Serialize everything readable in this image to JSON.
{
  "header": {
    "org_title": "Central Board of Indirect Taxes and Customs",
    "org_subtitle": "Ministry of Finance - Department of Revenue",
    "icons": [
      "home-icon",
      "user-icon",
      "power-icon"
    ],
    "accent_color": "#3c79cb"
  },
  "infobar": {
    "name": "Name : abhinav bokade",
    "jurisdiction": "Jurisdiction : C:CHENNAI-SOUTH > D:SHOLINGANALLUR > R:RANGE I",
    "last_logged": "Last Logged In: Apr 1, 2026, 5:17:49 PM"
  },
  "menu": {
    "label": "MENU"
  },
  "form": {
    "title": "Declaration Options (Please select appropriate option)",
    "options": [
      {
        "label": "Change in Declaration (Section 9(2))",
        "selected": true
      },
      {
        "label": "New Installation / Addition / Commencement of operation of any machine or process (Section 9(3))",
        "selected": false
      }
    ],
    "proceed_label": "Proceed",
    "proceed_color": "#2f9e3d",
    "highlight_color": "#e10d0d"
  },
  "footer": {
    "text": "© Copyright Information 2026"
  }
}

▶ _Task to complete_: Quote every line of the data, word for word.

▶ _Correct response_:
Serialize everything readable in this image to JSON.
{
  "header": {
    "org_title": "Central Board of Indirect Taxes and Customs",
    "org_subtitle": "Ministry of Finance - Department of Revenue",
    "icons": [
      "home-icon",
      "user-icon",
      "power-icon"
    ],
    "accent_color": "#3c79cb"
  },
  "infobar": {
    "name": "Name : abhinav bokade",
    "jurisdiction": "Jurisdiction : C:CHENNAI-SOUTH > D:SHOLINGANALLUR > R:RANGE I",
    "last_logged": "Last Logged In: Apr 1, 2026, 5:17:49 PM"
  },
  "menu": {
    "label": "MENU"
  },
  "form": {
    "title": "Declaration Options (Please select appropriate option)",
    "options": [
      {
        "label": "Change in Declaration (Section 9(2))",
        "selected": true
      },
      {
        "label": "New Installation / Addition / Commencement of operation of any machine or process (Section 9(3))",
        "selected": false
      }
    ],
    "proceed_label": "Proceed",
    "proceed_color": "#2f9e3d",
    "highlight_color": "#e10d0d"
  },
  "footer": {
    "text": "© Copyright Information 2026"
  }
}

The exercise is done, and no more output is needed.